--- AVAILABLE DATA ---

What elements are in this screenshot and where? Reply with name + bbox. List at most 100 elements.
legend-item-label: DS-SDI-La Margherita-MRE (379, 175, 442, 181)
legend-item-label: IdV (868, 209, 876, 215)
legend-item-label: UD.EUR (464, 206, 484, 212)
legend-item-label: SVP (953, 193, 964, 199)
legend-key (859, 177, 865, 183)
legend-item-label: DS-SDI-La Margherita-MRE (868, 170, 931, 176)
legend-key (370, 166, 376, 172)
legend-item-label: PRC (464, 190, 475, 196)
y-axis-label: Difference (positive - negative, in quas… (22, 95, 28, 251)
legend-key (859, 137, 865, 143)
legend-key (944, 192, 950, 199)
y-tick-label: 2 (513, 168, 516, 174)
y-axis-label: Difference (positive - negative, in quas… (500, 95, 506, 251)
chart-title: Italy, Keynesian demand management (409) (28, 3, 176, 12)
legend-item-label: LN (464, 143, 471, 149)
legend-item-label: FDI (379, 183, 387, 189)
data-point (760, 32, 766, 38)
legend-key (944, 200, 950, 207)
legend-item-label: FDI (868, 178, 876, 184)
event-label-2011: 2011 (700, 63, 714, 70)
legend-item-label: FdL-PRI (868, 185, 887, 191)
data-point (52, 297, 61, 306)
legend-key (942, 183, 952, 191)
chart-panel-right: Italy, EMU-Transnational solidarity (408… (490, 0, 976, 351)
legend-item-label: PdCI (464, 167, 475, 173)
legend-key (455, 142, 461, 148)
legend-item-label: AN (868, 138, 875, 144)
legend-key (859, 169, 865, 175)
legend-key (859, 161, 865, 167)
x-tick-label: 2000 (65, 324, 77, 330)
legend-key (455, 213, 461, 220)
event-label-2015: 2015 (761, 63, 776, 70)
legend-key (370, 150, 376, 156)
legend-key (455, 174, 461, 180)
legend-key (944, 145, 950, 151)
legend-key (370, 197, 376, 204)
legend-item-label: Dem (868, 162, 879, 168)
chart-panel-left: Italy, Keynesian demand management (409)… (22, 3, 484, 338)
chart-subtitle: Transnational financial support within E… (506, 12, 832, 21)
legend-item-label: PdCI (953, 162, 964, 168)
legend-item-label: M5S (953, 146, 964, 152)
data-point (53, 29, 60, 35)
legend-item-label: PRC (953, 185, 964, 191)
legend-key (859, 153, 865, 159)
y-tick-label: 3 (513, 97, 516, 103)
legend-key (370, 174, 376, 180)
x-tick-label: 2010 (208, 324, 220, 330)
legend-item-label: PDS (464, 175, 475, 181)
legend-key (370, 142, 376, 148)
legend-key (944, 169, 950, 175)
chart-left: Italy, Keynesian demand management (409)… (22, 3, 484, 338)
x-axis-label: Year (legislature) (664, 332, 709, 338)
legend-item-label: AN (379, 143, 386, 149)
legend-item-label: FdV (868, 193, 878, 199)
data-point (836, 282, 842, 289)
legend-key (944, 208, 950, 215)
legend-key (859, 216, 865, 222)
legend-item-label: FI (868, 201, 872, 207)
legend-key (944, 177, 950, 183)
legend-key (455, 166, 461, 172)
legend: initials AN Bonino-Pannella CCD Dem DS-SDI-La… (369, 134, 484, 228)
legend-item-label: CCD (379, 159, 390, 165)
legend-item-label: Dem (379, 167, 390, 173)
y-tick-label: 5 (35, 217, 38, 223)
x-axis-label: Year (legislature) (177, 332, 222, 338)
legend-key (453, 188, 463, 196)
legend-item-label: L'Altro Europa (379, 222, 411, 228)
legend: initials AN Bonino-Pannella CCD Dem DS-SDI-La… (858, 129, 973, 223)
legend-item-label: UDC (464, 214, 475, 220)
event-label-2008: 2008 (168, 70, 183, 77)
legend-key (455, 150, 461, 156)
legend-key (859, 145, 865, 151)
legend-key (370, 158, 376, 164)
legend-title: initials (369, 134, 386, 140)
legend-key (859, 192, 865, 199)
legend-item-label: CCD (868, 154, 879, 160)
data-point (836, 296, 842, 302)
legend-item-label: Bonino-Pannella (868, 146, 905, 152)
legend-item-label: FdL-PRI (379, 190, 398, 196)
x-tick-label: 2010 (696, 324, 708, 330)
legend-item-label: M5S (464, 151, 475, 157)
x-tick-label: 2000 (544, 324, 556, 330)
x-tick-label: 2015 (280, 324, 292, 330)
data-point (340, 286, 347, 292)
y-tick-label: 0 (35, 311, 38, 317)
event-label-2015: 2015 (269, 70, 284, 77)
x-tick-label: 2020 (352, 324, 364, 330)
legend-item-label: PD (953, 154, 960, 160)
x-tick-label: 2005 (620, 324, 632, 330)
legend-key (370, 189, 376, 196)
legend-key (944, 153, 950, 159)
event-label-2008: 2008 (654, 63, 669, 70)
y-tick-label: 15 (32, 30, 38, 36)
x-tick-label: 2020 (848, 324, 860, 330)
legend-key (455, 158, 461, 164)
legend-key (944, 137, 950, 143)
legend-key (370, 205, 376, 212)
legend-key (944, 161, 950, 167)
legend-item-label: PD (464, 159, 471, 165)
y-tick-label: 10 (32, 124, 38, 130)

---

Write out every line of the data above again, with no changes at all.

■ **OUTPUT FOR THIS EXERCISE**:
What elements are in this screenshot and where? Reply with name + bbox. List at most 100 elements.
legend-item-label: DS-SDI-La Margherita-MRE (379, 175, 442, 181)
legend-item-label: IdV (868, 209, 876, 215)
legend-item-label: UD.EUR (464, 206, 484, 212)
legend-item-label: SVP (953, 193, 964, 199)
legend-key (859, 177, 865, 183)
legend-item-label: DS-SDI-La Margherita-MRE (868, 170, 931, 176)
legend-key (370, 166, 376, 172)
legend-item-label: PRC (464, 190, 475, 196)
y-axis-label: Difference (positive - negative, in quas… (22, 95, 28, 251)
legend-key (859, 137, 865, 143)
legend-key (944, 192, 950, 199)
y-tick-label: 2 (513, 168, 516, 174)
y-axis-label: Difference (positive - negative, in quas… (500, 95, 506, 251)
chart-title: Italy, Keynesian demand management (409) (28, 3, 176, 12)
legend-item-label: LN (464, 143, 471, 149)
legend-item-label: FDI (379, 183, 387, 189)
data-point (760, 32, 766, 38)
legend-key (944, 200, 950, 207)
legend-item-label: FDI (868, 178, 876, 184)
event-label-2011: 2011 (700, 63, 714, 70)
legend-item-label: FdL-PRI (868, 185, 887, 191)
data-point (52, 297, 61, 306)
legend-key (942, 183, 952, 191)
chart-panel-right: Italy, EMU-Transnational solidarity (408… (490, 0, 976, 351)
legend-item-label: PdCI (464, 167, 475, 173)
legend-key (455, 142, 461, 148)
legend-item-label: AN (868, 138, 875, 144)
legend-key (859, 169, 865, 175)
legend-key (859, 161, 865, 167)
x-tick-label: 2000 (65, 324, 77, 330)
legend-key (455, 213, 461, 220)
event-label-2015: 2015 (761, 63, 776, 70)
legend-key (370, 150, 376, 156)
legend-key (455, 174, 461, 180)
legend-key (944, 145, 950, 151)
legend-key (370, 197, 376, 204)
legend-item-label: Dem (868, 162, 879, 168)
chart-panel-left: Italy, Keynesian demand management (409)… (22, 3, 484, 338)
chart-subtitle: Transnational financial support within E… (506, 12, 832, 21)
legend-item-label: PdCI (953, 162, 964, 168)
legend-item-label: M5S (953, 146, 964, 152)
data-point (53, 29, 60, 35)
legend-item-label: PRC (953, 185, 964, 191)
legend-key (859, 153, 865, 159)
y-tick-label: 3 (513, 97, 516, 103)
legend-key (370, 174, 376, 180)
x-tick-label: 2010 (208, 324, 220, 330)
legend-item-label: PDS (464, 175, 475, 181)
legend-key (370, 142, 376, 148)
legend-key (944, 169, 950, 175)
chart-left: Italy, Keynesian demand management (409)… (22, 3, 484, 338)
x-axis-label: Year (legislature) (664, 332, 709, 338)
legend-item-label: AN (379, 143, 386, 149)
legend-item-label: FdV (868, 193, 878, 199)
data-point (836, 282, 842, 289)
legend-key (944, 208, 950, 215)
legend-key (859, 216, 865, 222)
legend-item-label: FI (868, 201, 872, 207)
legend-key (944, 177, 950, 183)
legend-key (455, 166, 461, 172)
legend: initials AN Bonino-Pannella CCD Dem DS-SDI-La… (369, 134, 484, 228)
legend-item-label: CCD (379, 159, 390, 165)
legend-item-label: Dem (379, 167, 390, 173)
y-tick-label: 5 (35, 217, 38, 223)
x-axis-label: Year (legislature) (177, 332, 222, 338)
legend-key (453, 188, 463, 196)
legend-item-label: L'Altro Europa (379, 222, 411, 228)
legend: initials AN Bonino-Pannella CCD Dem DS-SDI-La… (858, 129, 973, 223)
legend-item-label: UDC (464, 214, 475, 220)
event-label-2008: 2008 (168, 70, 183, 77)
legend-key (455, 150, 461, 156)
legend-key (859, 145, 865, 151)
legend-key (370, 158, 376, 164)
legend-title: initials (369, 134, 386, 140)
legend-key (859, 192, 865, 199)
legend-item-label: CCD (868, 154, 879, 160)
data-point (836, 296, 842, 302)
legend-item-label: Bonino-Pannella (868, 146, 905, 152)
legend-item-label: FdL-PRI (379, 190, 398, 196)
x-tick-label: 2010 (696, 324, 708, 330)
legend-item-label: M5S (464, 151, 475, 157)
x-tick-label: 2000 (544, 324, 556, 330)
x-tick-label: 2015 (280, 324, 292, 330)
data-point (340, 286, 347, 292)
y-tick-label: 0 (35, 311, 38, 317)
event-label-2015: 2015 (269, 70, 284, 77)
x-tick-label: 2020 (352, 324, 364, 330)
legend-item-label: PD (953, 154, 960, 160)
x-tick-label: 2005 (620, 324, 632, 330)
legend-key (370, 189, 376, 196)
legend-key (944, 153, 950, 159)
event-label-2008: 2008 (654, 63, 669, 70)
y-tick-label: 15 (32, 30, 38, 36)
x-tick-label: 2020 (848, 324, 860, 330)
legend-key (455, 158, 461, 164)
legend-key (944, 137, 950, 143)
legend-key (370, 205, 376, 212)
legend-key (944, 161, 950, 167)
legend-item-label: PD (464, 159, 471, 165)
y-tick-label: 10 (32, 124, 38, 130)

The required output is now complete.